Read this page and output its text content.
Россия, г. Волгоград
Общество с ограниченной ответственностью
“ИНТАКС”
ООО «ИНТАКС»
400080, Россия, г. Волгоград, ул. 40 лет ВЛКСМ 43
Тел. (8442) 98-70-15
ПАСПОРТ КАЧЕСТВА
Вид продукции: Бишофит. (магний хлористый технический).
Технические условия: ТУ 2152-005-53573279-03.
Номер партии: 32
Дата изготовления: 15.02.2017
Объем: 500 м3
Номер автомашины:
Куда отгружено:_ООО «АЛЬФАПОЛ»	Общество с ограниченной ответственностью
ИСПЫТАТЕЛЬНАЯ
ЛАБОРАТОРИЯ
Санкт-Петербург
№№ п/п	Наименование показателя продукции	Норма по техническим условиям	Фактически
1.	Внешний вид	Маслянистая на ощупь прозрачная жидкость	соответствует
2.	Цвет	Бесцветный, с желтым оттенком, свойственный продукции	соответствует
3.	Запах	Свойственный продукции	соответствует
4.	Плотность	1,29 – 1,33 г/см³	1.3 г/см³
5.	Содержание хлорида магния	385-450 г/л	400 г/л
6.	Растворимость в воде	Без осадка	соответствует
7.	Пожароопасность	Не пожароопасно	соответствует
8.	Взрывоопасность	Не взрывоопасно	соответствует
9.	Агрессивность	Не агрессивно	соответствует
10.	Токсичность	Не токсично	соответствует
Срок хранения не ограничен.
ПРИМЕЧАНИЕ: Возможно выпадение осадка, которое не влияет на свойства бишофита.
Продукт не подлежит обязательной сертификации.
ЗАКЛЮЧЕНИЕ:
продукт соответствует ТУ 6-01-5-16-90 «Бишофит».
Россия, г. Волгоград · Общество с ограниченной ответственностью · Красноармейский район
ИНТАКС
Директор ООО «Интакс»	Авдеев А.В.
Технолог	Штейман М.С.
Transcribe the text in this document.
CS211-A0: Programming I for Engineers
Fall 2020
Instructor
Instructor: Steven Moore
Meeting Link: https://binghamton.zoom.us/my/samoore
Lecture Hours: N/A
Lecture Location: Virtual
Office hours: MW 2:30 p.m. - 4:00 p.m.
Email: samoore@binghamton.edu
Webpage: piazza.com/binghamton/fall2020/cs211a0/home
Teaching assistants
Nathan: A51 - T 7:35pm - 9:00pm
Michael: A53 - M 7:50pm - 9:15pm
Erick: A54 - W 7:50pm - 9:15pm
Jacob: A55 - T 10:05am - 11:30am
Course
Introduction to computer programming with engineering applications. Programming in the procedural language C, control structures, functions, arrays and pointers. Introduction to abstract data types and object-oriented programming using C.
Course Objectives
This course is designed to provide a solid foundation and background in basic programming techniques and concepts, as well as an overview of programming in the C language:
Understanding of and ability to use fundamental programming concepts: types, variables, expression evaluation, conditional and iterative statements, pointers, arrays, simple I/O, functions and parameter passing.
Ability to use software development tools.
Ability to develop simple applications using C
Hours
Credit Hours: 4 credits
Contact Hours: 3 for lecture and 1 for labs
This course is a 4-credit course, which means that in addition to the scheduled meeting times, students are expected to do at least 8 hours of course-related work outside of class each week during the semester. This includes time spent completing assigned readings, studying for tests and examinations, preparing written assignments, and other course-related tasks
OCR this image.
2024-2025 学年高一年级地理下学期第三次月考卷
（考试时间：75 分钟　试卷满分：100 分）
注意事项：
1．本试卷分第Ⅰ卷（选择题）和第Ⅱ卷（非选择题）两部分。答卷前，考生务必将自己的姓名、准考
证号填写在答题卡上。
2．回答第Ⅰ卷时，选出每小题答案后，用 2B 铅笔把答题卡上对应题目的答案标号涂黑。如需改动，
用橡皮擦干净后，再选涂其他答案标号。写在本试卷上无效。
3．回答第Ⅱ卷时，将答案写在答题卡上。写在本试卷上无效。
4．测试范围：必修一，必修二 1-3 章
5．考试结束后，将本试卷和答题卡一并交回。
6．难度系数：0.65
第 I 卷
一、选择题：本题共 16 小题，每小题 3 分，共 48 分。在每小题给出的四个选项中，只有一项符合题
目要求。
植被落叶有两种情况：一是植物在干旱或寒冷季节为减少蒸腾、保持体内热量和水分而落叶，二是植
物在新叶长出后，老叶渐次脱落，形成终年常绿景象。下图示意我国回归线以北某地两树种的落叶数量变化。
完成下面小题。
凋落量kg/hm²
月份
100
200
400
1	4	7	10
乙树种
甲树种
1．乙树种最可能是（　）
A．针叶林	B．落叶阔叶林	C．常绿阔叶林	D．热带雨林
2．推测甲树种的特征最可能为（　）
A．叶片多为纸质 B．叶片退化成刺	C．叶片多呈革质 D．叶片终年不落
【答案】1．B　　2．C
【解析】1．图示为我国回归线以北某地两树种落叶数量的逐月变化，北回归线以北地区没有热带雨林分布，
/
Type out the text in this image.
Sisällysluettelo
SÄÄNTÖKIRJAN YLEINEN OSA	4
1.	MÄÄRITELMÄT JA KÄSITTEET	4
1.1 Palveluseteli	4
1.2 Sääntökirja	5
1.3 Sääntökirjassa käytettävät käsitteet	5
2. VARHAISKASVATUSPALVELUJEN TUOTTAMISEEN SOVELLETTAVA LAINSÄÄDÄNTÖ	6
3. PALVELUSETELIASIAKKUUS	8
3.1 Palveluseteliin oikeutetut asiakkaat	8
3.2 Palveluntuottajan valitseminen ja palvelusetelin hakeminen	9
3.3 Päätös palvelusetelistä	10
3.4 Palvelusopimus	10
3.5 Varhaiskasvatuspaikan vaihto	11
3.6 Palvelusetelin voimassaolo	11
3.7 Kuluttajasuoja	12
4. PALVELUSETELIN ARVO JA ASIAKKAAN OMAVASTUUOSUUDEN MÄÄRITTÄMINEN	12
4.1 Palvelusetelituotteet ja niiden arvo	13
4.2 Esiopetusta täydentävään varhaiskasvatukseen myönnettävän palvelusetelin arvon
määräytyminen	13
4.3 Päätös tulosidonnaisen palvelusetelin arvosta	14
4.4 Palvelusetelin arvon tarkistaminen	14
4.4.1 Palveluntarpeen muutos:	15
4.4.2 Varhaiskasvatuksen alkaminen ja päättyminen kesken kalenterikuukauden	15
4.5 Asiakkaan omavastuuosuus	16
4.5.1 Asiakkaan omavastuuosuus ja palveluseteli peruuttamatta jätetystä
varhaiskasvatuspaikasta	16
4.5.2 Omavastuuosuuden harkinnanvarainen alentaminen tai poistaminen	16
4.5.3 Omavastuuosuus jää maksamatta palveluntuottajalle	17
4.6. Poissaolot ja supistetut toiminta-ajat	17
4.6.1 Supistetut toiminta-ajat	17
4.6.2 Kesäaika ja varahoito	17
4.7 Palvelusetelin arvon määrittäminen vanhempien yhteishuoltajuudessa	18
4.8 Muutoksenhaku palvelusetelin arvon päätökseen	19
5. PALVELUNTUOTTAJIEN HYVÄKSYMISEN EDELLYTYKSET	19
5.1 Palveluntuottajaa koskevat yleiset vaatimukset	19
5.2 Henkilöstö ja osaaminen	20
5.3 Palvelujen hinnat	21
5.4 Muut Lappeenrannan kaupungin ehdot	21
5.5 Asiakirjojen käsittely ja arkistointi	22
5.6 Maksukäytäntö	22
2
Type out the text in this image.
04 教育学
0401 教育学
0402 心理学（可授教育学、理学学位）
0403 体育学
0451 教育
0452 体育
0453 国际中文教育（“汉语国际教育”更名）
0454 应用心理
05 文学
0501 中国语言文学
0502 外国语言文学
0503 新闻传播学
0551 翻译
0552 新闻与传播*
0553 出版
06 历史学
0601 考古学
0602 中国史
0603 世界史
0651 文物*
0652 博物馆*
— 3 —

..............................

INSTRUCTION –
Return all of the above records exactly, leaving no line out.

PROBLEM SOLUTION –
Read this page and output its text content.
Россия, г. Волгоград
Общество с ограниченной ответственностью
“ИНТАКС”
ООО «ИНТАКС»
400080, Россия, г. Волгоград, ул. 40 лет ВЛКСМ 43
Тел. (8442) 98-70-15
ПАСПОРТ КАЧЕСТВА
Вид продукции: Бишофит. (магний хлористый технический).
Технические условия: ТУ 2152-005-53573279-03.
Номер партии: 32
Дата изготовления: 15.02.2017
Объем: 500 м3
Номер автомашины:
Куда отгружено:_ООО «АЛЬФАПОЛ»	Общество с ограниченной ответственностью
ИСПЫТАТЕЛЬНАЯ
ЛАБОРАТОРИЯ
Санкт-Петербург
№№ п/п	Наименование показателя продукции	Норма по техническим условиям	Фактически
1.	Внешний вид	Маслянистая на ощупь прозрачная жидкость	соответствует
2.	Цвет	Бесцветный, с желтым оттенком, свойственный продукции	соответствует
3.	Запах	Свойственный продукции	соответствует
4.	Плотность	1,29 – 1,33 г/см³	1.3 г/см³
5.	Содержание хлорида магния	385-450 г/л	400 г/л
6.	Растворимость в воде	Без осадка	соответствует
7.	Пожароопасность	Не пожароопасно	соответствует
8.	Взрывоопасность	Не взрывоопасно	соответствует
9.	Агрессивность	Не агрессивно	соответствует
10.	Токсичность	Не токсично	соответствует
Срок хранения не ограничен.
ПРИМЕЧАНИЕ: Возможно выпадение осадка, которое не влияет на свойства бишофита.
Продукт не подлежит обязательной сертификации.
ЗАКЛЮЧЕНИЕ:
продукт соответствует ТУ 6-01-5-16-90 «Бишофит».
Россия, г. Волгоград · Общество с ограниченной ответственностью · Красноармейский район
ИНТАКС
Директор ООО «Интакс»	Авдеев А.В.
Технолог	Штейман М.С.
Transcribe the text in this document.
CS211-A0: Programming I for Engineers
Fall 2020
Instructor
Instructor: Steven Moore
Meeting Link: https://binghamton.zoom.us/my/samoore
Lecture Hours: N/A
Lecture Location: Virtual
Office hours: MW 2:30 p.m. - 4:00 p.m.
Email: samoore@binghamton.edu
Webpage: piazza.com/binghamton/fall2020/cs211a0/home
Teaching assistants
Nathan: A51 - T 7:35pm - 9:00pm
Michael: A53 - M 7:50pm - 9:15pm
Erick: A54 - W 7:50pm - 9:15pm
Jacob: A55 - T 10:05am - 11:30am
Course
Introduction to computer programming with engineering applications. Programming in the procedural language C, control structures, functions, arrays and pointers. Introduction to abstract data types and object-oriented programming using C.
Course Objectives
This course is designed to provide a solid foundation and background in basic programming techniques and concepts, as well as an overview of programming in the C language:
Understanding of and ability to use fundamental programming concepts: types, variables, expression evaluation, conditional and iterative statements, pointers, arrays, simple I/O, functions and parameter passing.
Ability to use software development tools.
Ability to develop simple applications using C
Hours
Credit Hours: 4 credits
Contact Hours: 3 for lecture and 1 for labs
This course is a 4-credit course, which means that in addition to the scheduled meeting times, students are expected to do at least 8 hours of course-related work outside of class each week during the semester. This includes time spent completing assigned readings, studying for tests and examinations, preparing written assignments, and other course-related tasks
OCR this image.
2024-2025 学年高一年级地理下学期第三次月考卷
（考试时间：75 分钟　试卷满分：100 分）
注意事项：
1．本试卷分第Ⅰ卷（选择题）和第Ⅱ卷（非选择题）两部分。答卷前，考生务必将自己的姓名、准考
证号填写在答题卡上。
2．回答第Ⅰ卷时，选出每小题答案后，用 2B 铅笔把答题卡上对应题目的答案标号涂黑。如需改动，
用橡皮擦干净后，再选涂其他答案标号。写在本试卷上无效。
3．回答第Ⅱ卷时，将答案写在答题卡上。写在本试卷上无效。
4．测试范围：必修一，必修二 1-3 章
5．考试结束后，将本试卷和答题卡一并交回。
6．难度系数：0.65
第 I 卷
一、选择题：本题共 16 小题，每小题 3 分，共 48 分。在每小题给出的四个选项中，只有一项符合题
目要求。
植被落叶有两种情况：一是植物在干旱或寒冷季节为减少蒸腾、保持体内热量和水分而落叶，二是植
物在新叶长出后，老叶渐次脱落，形成终年常绿景象。下图示意我国回归线以北某地两树种的落叶数量变化。
完成下面小题。
凋落量kg/hm²
月份
100
200
400
1	4	7	10
乙树种
甲树种
1．乙树种最可能是（　）
A．针叶林	B．落叶阔叶林	C．常绿阔叶林	D．热带雨林
2．推测甲树种的特征最可能为（　）
A．叶片多为纸质 B．叶片退化成刺	C．叶片多呈革质 D．叶片终年不落
【答案】1．B　　2．C
【解析】1．图示为我国回归线以北某地两树种落叶数量的逐月变化，北回归线以北地区没有热带雨林分布，
/
Type out the text in this image.
Sisällysluettelo
SÄÄNTÖKIRJAN YLEINEN OSA	4
1.	MÄÄRITELMÄT JA KÄSITTEET	4
1.1 Palveluseteli	4
1.2 Sääntökirja	5
1.3 Sääntökirjassa käytettävät käsitteet	5
2. VARHAISKASVATUSPALVELUJEN TUOTTAMISEEN SOVELLETTAVA LAINSÄÄDÄNTÖ	6
3. PALVELUSETELIASIAKKUUS	8
3.1 Palveluseteliin oikeutetut asiakkaat	8
3.2 Palveluntuottajan valitseminen ja palvelusetelin hakeminen	9
3.3 Päätös palvelusetelistä	10
3.4 Palvelusopimus	10
3.5 Varhaiskasvatuspaikan vaihto	11
3.6 Palvelusetelin voimassaolo	11
3.7 Kuluttajasuoja	12
4. PALVELUSETELIN ARVO JA ASIAKKAAN OMAVASTUUOSUUDEN MÄÄRITTÄMINEN	12
4.1 Palvelusetelituotteet ja niiden arvo	13
4.2 Esiopetusta täydentävään varhaiskasvatukseen myönnettävän palvelusetelin arvon
määräytyminen	13
4.3 Päätös tulosidonnaisen palvelusetelin arvosta	14
4.4 Palvelusetelin arvon tarkistaminen	14
4.4.1 Palveluntarpeen muutos:	15
4.4.2 Varhaiskasvatuksen alkaminen ja päättyminen kesken kalenterikuukauden	15
4.5 Asiakkaan omavastuuosuus	16
4.5.1 Asiakkaan omavastuuosuus ja palveluseteli peruuttamatta jätetystä
varhaiskasvatuspaikasta	16
4.5.2 Omavastuuosuuden harkinnanvarainen alentaminen tai poistaminen	16
4.5.3 Omavastuuosuus jää maksamatta palveluntuottajalle	17
4.6. Poissaolot ja supistetut toiminta-ajat	17
4.6.1 Supistetut toiminta-ajat	17
4.6.2 Kesäaika ja varahoito	17
4.7 Palvelusetelin arvon määrittäminen vanhempien yhteishuoltajuudessa	18
4.8 Muutoksenhaku palvelusetelin arvon päätökseen	19
5. PALVELUNTUOTTAJIEN HYVÄKSYMISEN EDELLYTYKSET	19
5.1 Palveluntuottajaa koskevat yleiset vaatimukset	19
5.2 Henkilöstö ja osaaminen	20
5.3 Palvelujen hinnat	21
5.4 Muut Lappeenrannan kaupungin ehdot	21
5.5 Asiakirjojen käsittely ja arkistointi	22
5.6 Maksukäytäntö	22
2
Type out the text in this image.
04 教育学
0401 教育学
0402 心理学（可授教育学、理学学位）
0403 体育学
0451 教育
0452 体育
0453 国际中文教育（“汉语国际教育”更名）
0454 应用心理
05 文学
0501 中国语言文学
0502 外国语言文学
0503 新闻传播学
0551 翻译
0552 新闻与传播*
0553 出版
06 历史学
0601 考古学
0602 中国史
0603 世界史
0651 文物*
0652 博物馆*
— 3 —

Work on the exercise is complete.